[BEGIN RECORDS]

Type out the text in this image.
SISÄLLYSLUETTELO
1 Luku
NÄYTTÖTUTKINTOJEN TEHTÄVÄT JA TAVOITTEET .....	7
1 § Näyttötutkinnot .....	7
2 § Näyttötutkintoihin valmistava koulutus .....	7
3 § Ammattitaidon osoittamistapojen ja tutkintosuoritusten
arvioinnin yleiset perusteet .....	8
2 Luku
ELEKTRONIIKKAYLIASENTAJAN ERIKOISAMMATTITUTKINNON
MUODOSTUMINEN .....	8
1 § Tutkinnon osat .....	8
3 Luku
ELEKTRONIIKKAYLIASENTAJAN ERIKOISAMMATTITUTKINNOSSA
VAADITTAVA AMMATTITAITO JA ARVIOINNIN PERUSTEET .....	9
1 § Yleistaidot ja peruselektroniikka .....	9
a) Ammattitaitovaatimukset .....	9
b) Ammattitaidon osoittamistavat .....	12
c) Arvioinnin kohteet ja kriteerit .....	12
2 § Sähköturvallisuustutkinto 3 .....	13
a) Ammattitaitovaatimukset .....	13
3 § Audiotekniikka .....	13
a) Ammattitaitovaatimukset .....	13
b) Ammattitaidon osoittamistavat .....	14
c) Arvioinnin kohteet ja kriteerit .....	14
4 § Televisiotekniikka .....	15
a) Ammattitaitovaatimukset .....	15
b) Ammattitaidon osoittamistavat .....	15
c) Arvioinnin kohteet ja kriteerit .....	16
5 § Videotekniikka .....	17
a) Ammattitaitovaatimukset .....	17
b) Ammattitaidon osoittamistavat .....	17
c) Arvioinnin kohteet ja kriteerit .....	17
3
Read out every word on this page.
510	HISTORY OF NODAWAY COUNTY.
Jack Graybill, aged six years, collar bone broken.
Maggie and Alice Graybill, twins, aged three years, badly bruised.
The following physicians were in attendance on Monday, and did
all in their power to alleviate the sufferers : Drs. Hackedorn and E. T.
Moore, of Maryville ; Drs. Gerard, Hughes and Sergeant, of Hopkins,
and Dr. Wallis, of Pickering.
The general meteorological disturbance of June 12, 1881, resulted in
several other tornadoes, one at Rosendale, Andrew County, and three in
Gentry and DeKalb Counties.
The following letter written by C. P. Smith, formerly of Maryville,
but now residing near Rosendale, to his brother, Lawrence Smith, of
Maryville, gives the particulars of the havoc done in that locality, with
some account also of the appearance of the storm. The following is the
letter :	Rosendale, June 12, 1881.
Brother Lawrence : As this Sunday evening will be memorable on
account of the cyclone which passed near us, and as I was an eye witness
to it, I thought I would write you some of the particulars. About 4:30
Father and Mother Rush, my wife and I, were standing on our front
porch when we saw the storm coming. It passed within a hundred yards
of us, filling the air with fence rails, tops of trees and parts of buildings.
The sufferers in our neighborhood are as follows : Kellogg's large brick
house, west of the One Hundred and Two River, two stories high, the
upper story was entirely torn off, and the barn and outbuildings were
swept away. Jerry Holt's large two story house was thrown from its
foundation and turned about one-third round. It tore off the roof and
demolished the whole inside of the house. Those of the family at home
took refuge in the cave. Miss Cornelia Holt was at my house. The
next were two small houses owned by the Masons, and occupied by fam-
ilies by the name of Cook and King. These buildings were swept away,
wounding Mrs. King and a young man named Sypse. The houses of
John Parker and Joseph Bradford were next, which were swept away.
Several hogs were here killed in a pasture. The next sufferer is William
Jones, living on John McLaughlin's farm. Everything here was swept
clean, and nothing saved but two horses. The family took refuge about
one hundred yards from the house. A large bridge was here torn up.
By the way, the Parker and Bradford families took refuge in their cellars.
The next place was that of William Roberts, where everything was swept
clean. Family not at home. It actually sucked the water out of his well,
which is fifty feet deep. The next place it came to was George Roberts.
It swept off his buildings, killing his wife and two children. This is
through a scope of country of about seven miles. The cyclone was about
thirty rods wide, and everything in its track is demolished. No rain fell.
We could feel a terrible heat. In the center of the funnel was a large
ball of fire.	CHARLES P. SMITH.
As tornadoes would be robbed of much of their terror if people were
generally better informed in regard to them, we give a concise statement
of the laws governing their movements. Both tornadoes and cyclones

[END RECORDS]

SHORT PROBLEM: Every entry must be quoted exactly as it appears above.

OUTPUT BELOW:
Type out the text in this image.
SISÄLLYSLUETTELO
1 Luku
NÄYTTÖTUTKINTOJEN TEHTÄVÄT JA TAVOITTEET .....	7
1 § Näyttötutkinnot .....	7
2 § Näyttötutkintoihin valmistava koulutus .....	7
3 § Ammattitaidon osoittamistapojen ja tutkintosuoritusten
arvioinnin yleiset perusteet .....	8
2 Luku
ELEKTRONIIKKAYLIASENTAJAN ERIKOISAMMATTITUTKINNON
MUODOSTUMINEN .....	8
1 § Tutkinnon osat .....	8
3 Luku
ELEKTRONIIKKAYLIASENTAJAN ERIKOISAMMATTITUTKINNOSSA
VAADITTAVA AMMATTITAITO JA ARVIOINNIN PERUSTEET .....	9
1 § Yleistaidot ja peruselektroniikka .....	9
a) Ammattitaitovaatimukset .....	9
b) Ammattitaidon osoittamistavat .....	12
c) Arvioinnin kohteet ja kriteerit .....	12
2 § Sähköturvallisuustutkinto 3 .....	13
a) Ammattitaitovaatimukset .....	13
3 § Audiotekniikka .....	13
a) Ammattitaitovaatimukset .....	13
b) Ammattitaidon osoittamistavat .....	14
c) Arvioinnin kohteet ja kriteerit .....	14
4 § Televisiotekniikka .....	15
a) Ammattitaitovaatimukset .....	15
b) Ammattitaidon osoittamistavat .....	15
c) Arvioinnin kohteet ja kriteerit .....	16
5 § Videotekniikka .....	17
a) Ammattitaitovaatimukset .....	17
b) Ammattitaidon osoittamistavat .....	17
c) Arvioinnin kohteet ja kriteerit .....	17
3
Read out every word on this page.
510	HISTORY OF NODAWAY COUNTY.
Jack Graybill, aged six years, collar bone broken.
Maggie and Alice Graybill, twins, aged three years, badly bruised.
The following physicians were in attendance on Monday, and did
all in their power to alleviate the sufferers : Drs. Hackedorn and E. T.
Moore, of Maryville ; Drs. Gerard, Hughes and Sergeant, of Hopkins,
and Dr. Wallis, of Pickering.
The general meteorological disturbance of June 12, 1881, resulted in
several other tornadoes, one at Rosendale, Andrew County, and three in
Gentry and DeKalb Counties.
The following letter written by C. P. Smith, formerly of Maryville,
but now residing near Rosendale, to his brother, Lawrence Smith, of
Maryville, gives the particulars of the havoc done in that locality, with
some account also of the appearance of the storm. The following is the
letter :	Rosendale, June 12, 1881.
Brother Lawrence : As this Sunday evening will be memorable on
account of the cyclone which passed near us, and as I was an eye witness
to it, I thought I would write you some of the particulars. About 4:30
Father and Mother Rush, my wife and I, were standing on our front
porch when we saw the storm coming. It passed within a hundred yards
of us, filling the air with fence rails, tops of trees and parts of buildings.
The sufferers in our neighborhood are as follows : Kellogg's large brick
house, west of the One Hundred and Two River, two stories high, the
upper story was entirely torn off, and the barn and outbuildings were
swept away. Jerry Holt's large two story house was thrown from its
foundation and turned about one-third round. It tore off the roof and
demolished the whole inside of the house. Those of the family at home
took refuge in the cave. Miss Cornelia Holt was at my house. The
next were two small houses owned by the Masons, and occupied by fam-
ilies by the name of Cook and King. These buildings were swept away,
wounding Mrs. King and a young man named Sypse. The houses of
John Parker and Joseph Bradford were next, which were swept away.
Several hogs were here killed in a pasture. The next sufferer is William
Jones, living on John McLaughlin's farm. Everything here was swept
clean, and nothing saved but two horses. The family took refuge about
one hundred yards from the house. A large bridge was here torn up.
By the way, the Parker and Bradford families took refuge in their cellars.
The next place was that of William Roberts, where everything was swept
clean. Family not at home. It actually sucked the water out of his well,
which is fifty feet deep. The next place it came to was George Roberts.
It swept off his buildings, killing his wife and two children. This is
through a scope of country of about seven miles. The cyclone was about
thirty rods wide, and everything in its track is demolished. No rain fell.
We could feel a terrible heat. In the center of the funnel was a large
ball of fire.	CHARLES P. SMITH.
As tornadoes would be robbed of much of their terror if people were
generally better informed in regard to them, we give a concise statement
of the laws governing their movements. Both tornadoes and cyclones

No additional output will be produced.